■ **GIVEN PROBLEM**
Images are not part of the copy; transcribe all the data exactly.

■ **MATERIAL SUPPLIED**
# # # # # # #

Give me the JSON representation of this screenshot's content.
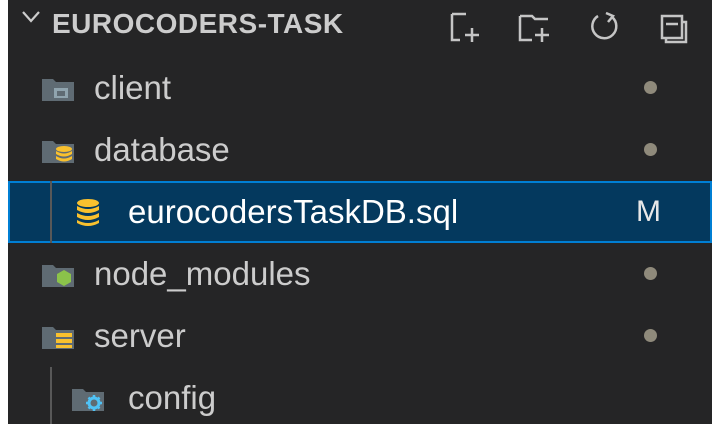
{
  "explorer": {
    "title": "EUROCODERS-TASK",
    "toolbar": {
      "new_file_icon": "new-file-icon",
      "new_folder_icon": "new-folder-icon",
      "refresh_icon": "refresh-icon",
      "collapse_icon": "collapse-all-icon"
    },
    "items": [
      {
        "label": "client",
        "icon": "folder-client-icon",
        "status": "dot"
      },
      {
        "label": "database",
        "icon": "folder-database-icon",
        "status": "dot"
      },
      {
        "label": "eurocodersTaskDB.sql",
        "icon": "database-file-icon",
        "status": "M",
        "selected": true
      },
      {
        "label": "node_modules",
        "icon": "folder-node-icon",
        "status": "dot"
      },
      {
        "label": "server",
        "icon": "folder-server-icon",
        "status": "dot"
      },
      {
        "label": "config",
        "icon": "folder-config-icon",
        "status": ""
      }
    ],
    "colors": {
      "background": "#252526",
      "selected_background": "#04395e",
      "selected_border": "#007fd4",
      "text": "#cccccc",
      "modified_dot": "#8f8a7b"
    }
  }
}
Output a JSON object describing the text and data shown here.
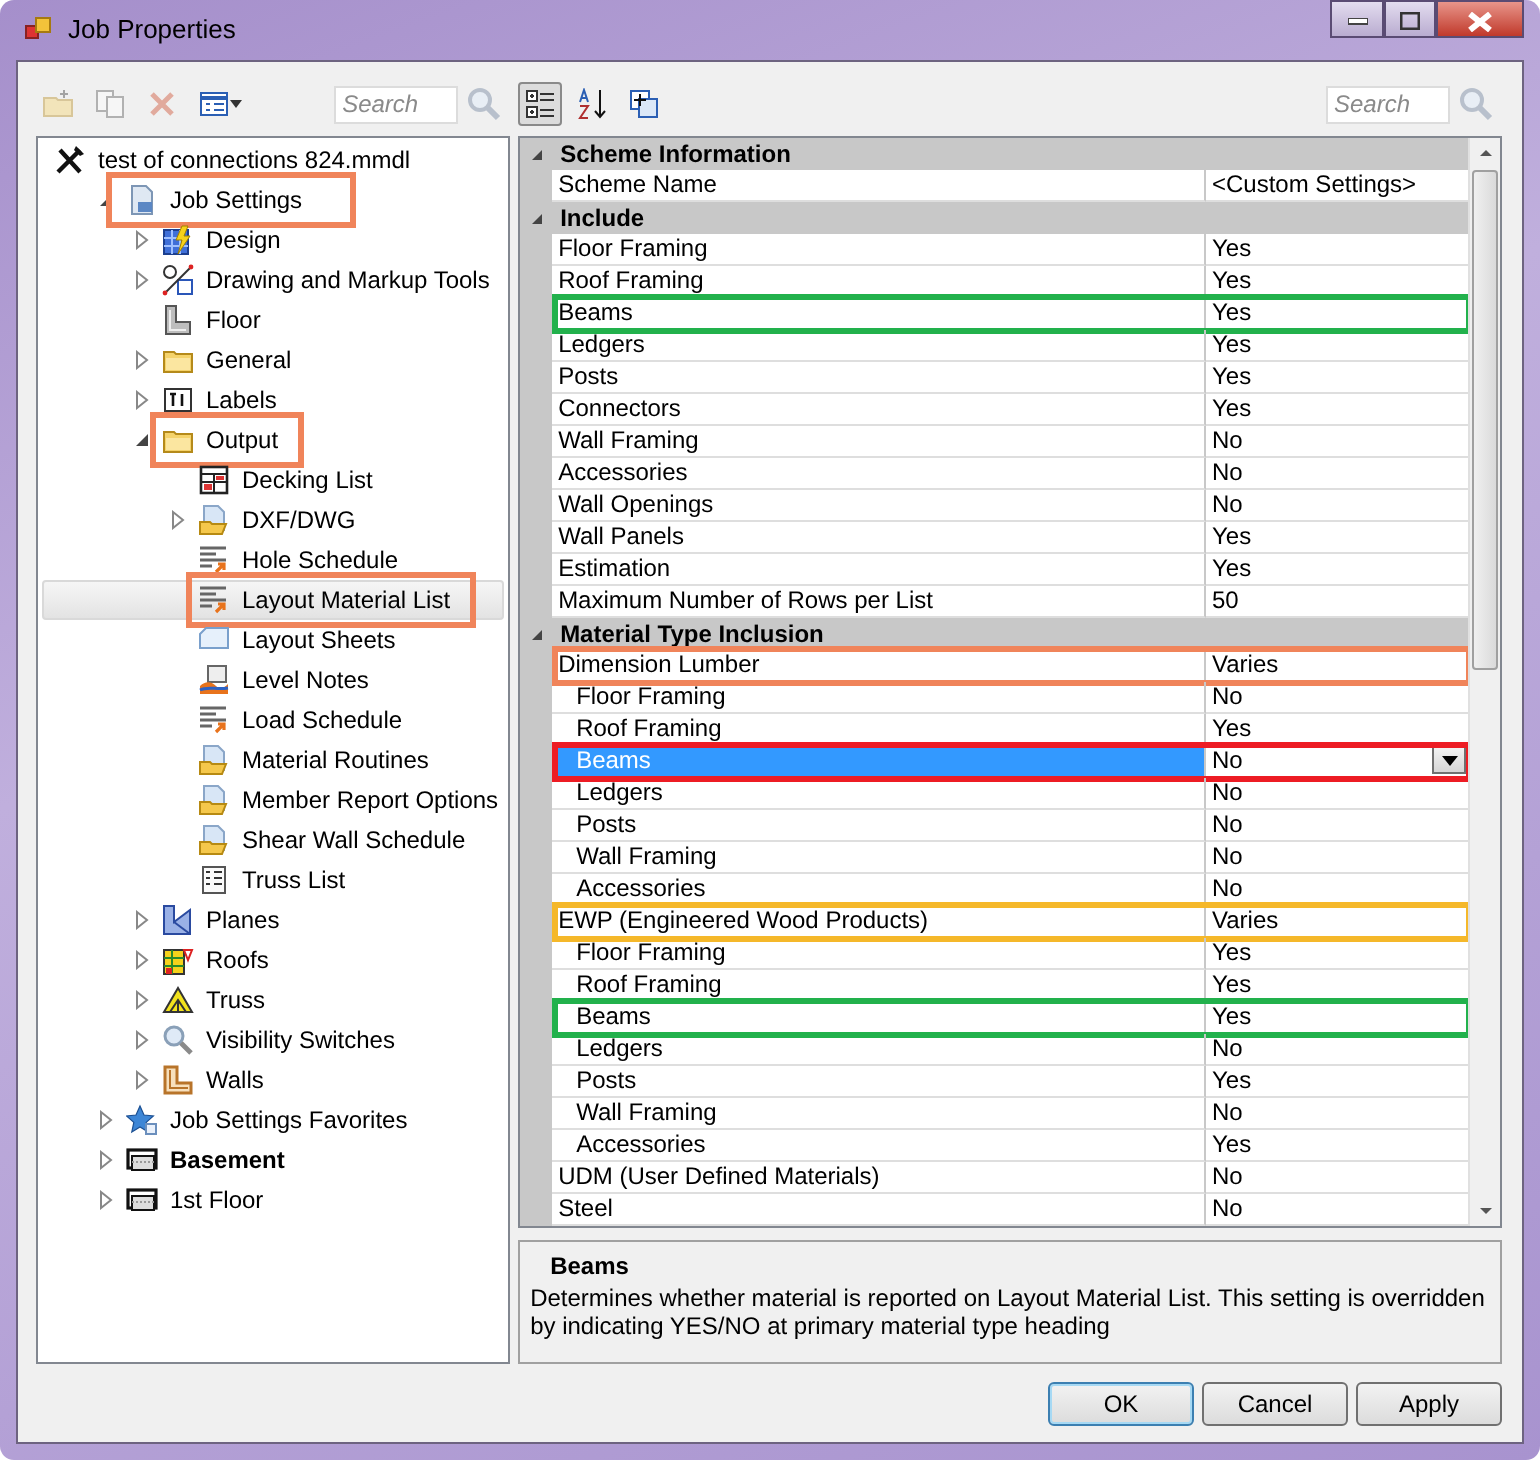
{
  "window": {
    "title": "Job Properties"
  },
  "left_toolbar": {
    "buttons": [
      {
        "kind": "new-folder",
        "disabled": true
      },
      {
        "kind": "copy",
        "disabled": true
      },
      {
        "kind": "delete",
        "disabled": true
      },
      {
        "kind": "view",
        "disabled": false
      }
    ],
    "search": {
      "placeholder": "Search"
    }
  },
  "tree": {
    "items": [
      {
        "label": "test of connections 824.mmdl",
        "kind": "tools",
        "selected": false,
        "children": [
          {
            "label": "Job Settings",
            "kind": "settings",
            "expanded": true,
            "selected": false,
            "color": "#f0845a",
            "children": [
              {
                "label": "Design",
                "kind": "design",
                "expanded": false,
                "selected": false
              },
              {
                "label": "Drawing and Markup Tools",
                "kind": "drawing",
                "expanded": false,
                "selected": false
              },
              {
                "label": "Floor",
                "kind": "floor",
                "selected": false
              },
              {
                "label": "General",
                "kind": "folder",
                "expanded": false,
                "selected": false
              },
              {
                "label": "Labels",
                "kind": "label",
                "expanded": false,
                "selected": false
              },
              {
                "label": "Output",
                "kind": "folder",
                "expanded": true,
                "selected": false,
                "color": "#f0845a",
                "children": [
                  {
                    "label": "Decking List",
                    "kind": "table",
                    "selected": false
                  },
                  {
                    "label": "DXF/DWG",
                    "kind": "docfolder",
                    "expanded": false,
                    "selected": false
                  },
                  {
                    "label": "Hole Schedule",
                    "kind": "report",
                    "selected": false
                  },
                  {
                    "label": "Layout Material List",
                    "kind": "report",
                    "selected": true,
                    "color": "#f0845a"
                  },
                  {
                    "label": "Layout Sheets",
                    "kind": "sheet",
                    "selected": false
                  },
                  {
                    "label": "Level Notes",
                    "kind": "notes",
                    "selected": false
                  },
                  {
                    "label": "Load Schedule",
                    "kind": "report",
                    "selected": false
                  },
                  {
                    "label": "Material Routines",
                    "kind": "docfolder",
                    "selected": false
                  },
                  {
                    "label": "Member Report Options",
                    "kind": "docfolder",
                    "selected": false
                  },
                  {
                    "label": "Shear Wall Schedule",
                    "kind": "docfolder",
                    "selected": false
                  },
                  {
                    "label": "Truss List",
                    "kind": "checklist",
                    "selected": false
                  }
                ]
              },
              {
                "label": "Planes",
                "kind": "planes",
                "expanded": false,
                "selected": false
              },
              {
                "label": "Roofs",
                "kind": "roofs",
                "expanded": false,
                "selected": false
              },
              {
                "label": "Truss",
                "kind": "truss",
                "expanded": false,
                "selected": false
              },
              {
                "label": "Visibility Switches",
                "kind": "magnifier",
                "expanded": false,
                "selected": false
              },
              {
                "label": "Walls",
                "kind": "walls",
                "expanded": false,
                "selected": false
              }
            ]
          },
          {
            "label": "Job Settings Favorites",
            "kind": "star",
            "expanded": false,
            "selected": false
          },
          {
            "label": "Basement",
            "kind": "level",
            "expanded": false,
            "selected": false,
            "bold": true
          },
          {
            "label": "1st Floor",
            "kind": "level",
            "expanded": false,
            "selected": false
          }
        ]
      }
    ]
  },
  "property_toolbar": {
    "buttons": [
      {
        "kind": "categorized",
        "pressed": true
      },
      {
        "kind": "alphabetical",
        "pressed": false
      },
      {
        "kind": "property-pages",
        "pressed": false
      }
    ],
    "search": {
      "placeholder": "Search"
    }
  },
  "property_grid": {
    "categories": [
      {
        "name": "Scheme Information",
        "expanded": true,
        "rows": [
          {
            "name": "Scheme Name",
            "value": "<Custom Settings>",
            "selected": false
          }
        ]
      },
      {
        "name": "Include",
        "expanded": true,
        "rows": [
          {
            "name": "Floor Framing",
            "value": "Yes",
            "selected": false
          },
          {
            "name": "Roof Framing",
            "value": "Yes",
            "selected": false
          },
          {
            "name": "Beams",
            "value": "Yes",
            "selected": false,
            "color": "#22b14c"
          },
          {
            "name": "Ledgers",
            "value": "Yes",
            "selected": false
          },
          {
            "name": "Posts",
            "value": "Yes",
            "selected": false
          },
          {
            "name": "Connectors",
            "value": "Yes",
            "selected": false
          },
          {
            "name": "Wall Framing",
            "value": "No",
            "selected": false
          },
          {
            "name": "Accessories",
            "value": "No",
            "selected": false
          },
          {
            "name": "Wall Openings",
            "value": "No",
            "selected": false
          },
          {
            "name": "Wall Panels",
            "value": "Yes",
            "selected": false
          },
          {
            "name": "Estimation",
            "value": "Yes",
            "selected": false
          },
          {
            "name": "Maximum Number of Rows per List",
            "value": "50",
            "selected": false
          }
        ]
      },
      {
        "name": "Material Type Inclusion",
        "expanded": true,
        "rows": [
          {
            "name": "Dimension Lumber",
            "value": "Varies",
            "selected": false,
            "color": "#f0845a",
            "children": [
              {
                "name": "Floor Framing",
                "value": "No",
                "selected": false
              },
              {
                "name": "Roof Framing",
                "value": "Yes",
                "selected": false
              },
              {
                "name": "Beams",
                "value": "No",
                "selected": true,
                "color": "#ed1c24"
              },
              {
                "name": "Ledgers",
                "value": "No",
                "selected": false
              },
              {
                "name": "Posts",
                "value": "No",
                "selected": false
              },
              {
                "name": "Wall Framing",
                "value": "No",
                "selected": false
              },
              {
                "name": "Accessories",
                "value": "No",
                "selected": false
              }
            ]
          },
          {
            "name": "EWP (Engineered Wood Products)",
            "value": "Varies",
            "selected": false,
            "color": "#f5b82a",
            "children": [
              {
                "name": "Floor Framing",
                "value": "Yes",
                "selected": false
              },
              {
                "name": "Roof Framing",
                "value": "Yes",
                "selected": false
              },
              {
                "name": "Beams",
                "value": "Yes",
                "selected": false,
                "color": "#22b14c"
              },
              {
                "name": "Ledgers",
                "value": "No",
                "selected": false
              },
              {
                "name": "Posts",
                "value": "Yes",
                "selected": false
              },
              {
                "name": "Wall Framing",
                "value": "No",
                "selected": false
              },
              {
                "name": "Accessories",
                "value": "Yes",
                "selected": false
              }
            ]
          },
          {
            "name": "UDM (User Defined Materials)",
            "value": "No",
            "selected": false
          },
          {
            "name": "Steel",
            "value": "No",
            "selected": false
          }
        ]
      }
    ]
  },
  "description": {
    "title": "Beams",
    "text": "Determines whether material is reported on Layout Material List. This setting is overridden by indicating YES/NO at primary material type heading"
  },
  "buttons": [
    {
      "label": "OK",
      "default": true
    },
    {
      "label": "Cancel",
      "default": false
    },
    {
      "label": "Apply",
      "default": false
    }
  ]
}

# # # # # # #

■ **CORRECT RESULT**
Give me the JSON representation of this screenshot's content.
{
  "explorer": {
    "title": "EUROCODERS-TASK",
    "toolbar": {
      "new_file_icon": "new-file-icon",
      "new_folder_icon": "new-folder-icon",
      "refresh_icon": "refresh-icon",
      "collapse_icon": "collapse-all-icon"
    },
    "items": [
      {
        "label": "client",
        "icon": "folder-client-icon",
        "status": "dot"
      },
      {
        "label": "database",
        "icon": "folder-database-icon",
        "status": "dot"
      },
      {
        "label": "eurocodersTaskDB.sql",
        "icon": "database-file-icon",
        "status": "M",
        "selected": true
      },
      {
        "label": "node_modules",
        "icon": "folder-node-icon",
        "status": "dot"
      },
      {
        "label": "server",
        "icon": "folder-server-icon",
        "status": "dot"
      },
      {
        "label": "config",
        "icon": "folder-config-icon",
        "status": ""
      }
    ],
    "colors": {
      "background": "#252526",
      "selected_background": "#04395e",
      "selected_border": "#007fd4",
      "text": "#cccccc",
      "modified_dot": "#8f8a7b"
    }
  }
}
Output a JSON object describing the text and data shown here.
{
  "window": {
    "title": "Job Properties"
  },
  "left_toolbar": {
    "buttons": [
      {
        "kind": "new-folder",
        "disabled": true
      },
      {
        "kind": "copy",
        "disabled": true
      },
      {
        "kind": "delete",
        "disabled": true
      },
      {
        "kind": "view",
        "disabled": false
      }
    ],
    "search": {
      "placeholder": "Search"
    }
  },
  "tree": {
    "items": [
      {
        "label": "test of connections 824.mmdl",
        "kind": "tools",
        "selected": false,
        "children": [
          {
            "label": "Job Settings",
            "kind": "settings",
            "expanded": true,
            "selected": false,
            "color": "#f0845a",
            "children": [
              {
                "label": "Design",
                "kind": "design",
                "expanded": false,
                "selected": false
              },
              {
                "label": "Drawing and Markup Tools",
                "kind": "drawing",
                "expanded": false,
                "selected": false
              },
              {
                "label": "Floor",
                "kind": "floor",
                "selected": false
              },
              {
                "label": "General",
                "kind": "folder",
                "expanded": false,
                "selected": false
              },
              {
                "label": "Labels",
                "kind": "label",
                "expanded": false,
                "selected": false
              },
              {
                "label": "Output",
                "kind": "folder",
                "expanded": true,
                "selected": false,
                "color": "#f0845a",
                "children": [
                  {
                    "label": "Decking List",
                    "kind": "table",
                    "selected": false
                  },
                  {
                    "label": "DXF/DWG",
                    "kind": "docfolder",
                    "expanded": false,
                    "selected": false
                  },
                  {
                    "label": "Hole Schedule",
                    "kind": "report",
                    "selected": false
                  },
                  {
                    "label": "Layout Material List",
                    "kind": "report",
                    "selected": true,
                    "color": "#f0845a"
                  },
                  {
                    "label": "Layout Sheets",
                    "kind": "sheet",
                    "selected": false
                  },
                  {
                    "label": "Level Notes",
                    "kind": "notes",
                    "selected": false
                  },
                  {
                    "label": "Load Schedule",
                    "kind": "report",
                    "selected": false
                  },
                  {
                    "label": "Material Routines",
                    "kind": "docfolder",
                    "selected": false
                  },
                  {
                    "label": "Member Report Options",
                    "kind": "docfolder",
                    "selected": false
                  },
                  {
                    "label": "Shear Wall Schedule",
                    "kind": "docfolder",
                    "selected": false
                  },
                  {
                    "label": "Truss List",
                    "kind": "checklist",
                    "selected": false
                  }
                ]
              },
              {
                "label": "Planes",
                "kind": "planes",
                "expanded": false,
                "selected": false
              },
              {
                "label": "Roofs",
                "kind": "roofs",
                "expanded": false,
                "selected": false
              },
              {
                "label": "Truss",
                "kind": "truss",
                "expanded": false,
                "selected": false
              },
              {
                "label": "Visibility Switches",
                "kind": "magnifier",
                "expanded": false,
                "selected": false
              },
              {
                "label": "Walls",
                "kind": "walls",
                "expanded": false,
                "selected": false
              }
            ]
          },
          {
            "label": "Job Settings Favorites",
            "kind": "star",
            "expanded": false,
            "selected": false
          },
          {
            "label": "Basement",
            "kind": "level",
            "expanded": false,
            "selected": false,
            "bold": true
          },
          {
            "label": "1st Floor",
            "kind": "level",
            "expanded": false,
            "selected": false
          }
        ]
      }
    ]
  },
  "property_toolbar": {
    "buttons": [
      {
        "kind": "categorized",
        "pressed": true
      },
      {
        "kind": "alphabetical",
        "pressed": false
      },
      {
        "kind": "property-pages",
        "pressed": false
      }
    ],
    "search": {
      "placeholder": "Search"
    }
  },
  "property_grid": {
    "categories": [
      {
        "name": "Scheme Information",
        "expanded": true,
        "rows": [
          {
            "name": "Scheme Name",
            "value": "<Custom Settings>",
            "selected": false
          }
        ]
      },
      {
        "name": "Include",
        "expanded": true,
        "rows": [
          {
            "name": "Floor Framing",
            "value": "Yes",
            "selected": false
          },
          {
            "name": "Roof Framing",
            "value": "Yes",
            "selected": false
          },
          {
            "name": "Beams",
            "value": "Yes",
            "selected": false,
            "color": "#22b14c"
          },
          {
            "name": "Ledgers",
            "value": "Yes",
            "selected": false
          },
          {
            "name": "Posts",
            "value": "Yes",
            "selected": false
          },
          {
            "name": "Connectors",
            "value": "Yes",
            "selected": false
          },
          {
            "name": "Wall Framing",
            "value": "No",
            "selected": false
          },
          {
            "name": "Accessories",
            "value": "No",
            "selected": false
          },
          {
            "name": "Wall Openings",
            "value": "No",
            "selected": false
          },
          {
            "name": "Wall Panels",
            "value": "Yes",
            "selected": false
          },
          {
            "name": "Estimation",
            "value": "Yes",
            "selected": false
          },
          {
            "name": "Maximum Number of Rows per List",
            "value": "50",
            "selected": false
          }
        ]
      },
      {
        "name": "Material Type Inclusion",
        "expanded": true,
        "rows": [
          {
            "name": "Dimension Lumber",
            "value": "Varies",
            "selected": false,
            "color": "#f0845a",
            "children": [
              {
                "name": "Floor Framing",
                "value": "No",
                "selected": false
              },
              {
                "name": "Roof Framing",
                "value": "Yes",
                "selected": false
              },
              {
                "name": "Beams",
                "value": "No",
                "selected": true,
                "color": "#ed1c24"
              },
              {
                "name": "Ledgers",
                "value": "No",
                "selected": false
              },
              {
                "name": "Posts",
                "value": "No",
                "selected": false
              },
              {
                "name": "Wall Framing",
                "value": "No",
                "selected": false
              },
              {
                "name": "Accessories",
                "value": "No",
                "selected": false
              }
            ]
          },
          {
            "name": "EWP (Engineered Wood Products)",
            "value": "Varies",
            "selected": false,
            "color": "#f5b82a",
            "children": [
              {
                "name": "Floor Framing",
                "value": "Yes",
                "selected": false
              },
              {
                "name": "Roof Framing",
                "value": "Yes",
                "selected": false
              },
              {
                "name": "Beams",
                "value": "Yes",
                "selected": false,
                "color": "#22b14c"
              },
              {
                "name": "Ledgers",
                "value": "No",
                "selected": false
              },
              {
                "name": "Posts",
                "value": "Yes",
                "selected": false
              },
              {
                "name": "Wall Framing",
                "value": "No",
                "selected": false
              },
              {
                "name": "Accessories",
                "value": "Yes",
                "selected": false
              }
            ]
          },
          {
            "name": "UDM (User Defined Materials)",
            "value": "No",
            "selected": false
          },
          {
            "name": "Steel",
            "value": "No",
            "selected": false
          }
        ]
      }
    ]
  },
  "description": {
    "title": "Beams",
    "text": "Determines whether material is reported on Layout Material List. This setting is overridden by indicating YES/NO at primary material type heading"
  },
  "buttons": [
    {
      "label": "OK",
      "default": true
    },
    {
      "label": "Cancel",
      "default": false
    },
    {
      "label": "Apply",
      "default": false
    }
  ]
}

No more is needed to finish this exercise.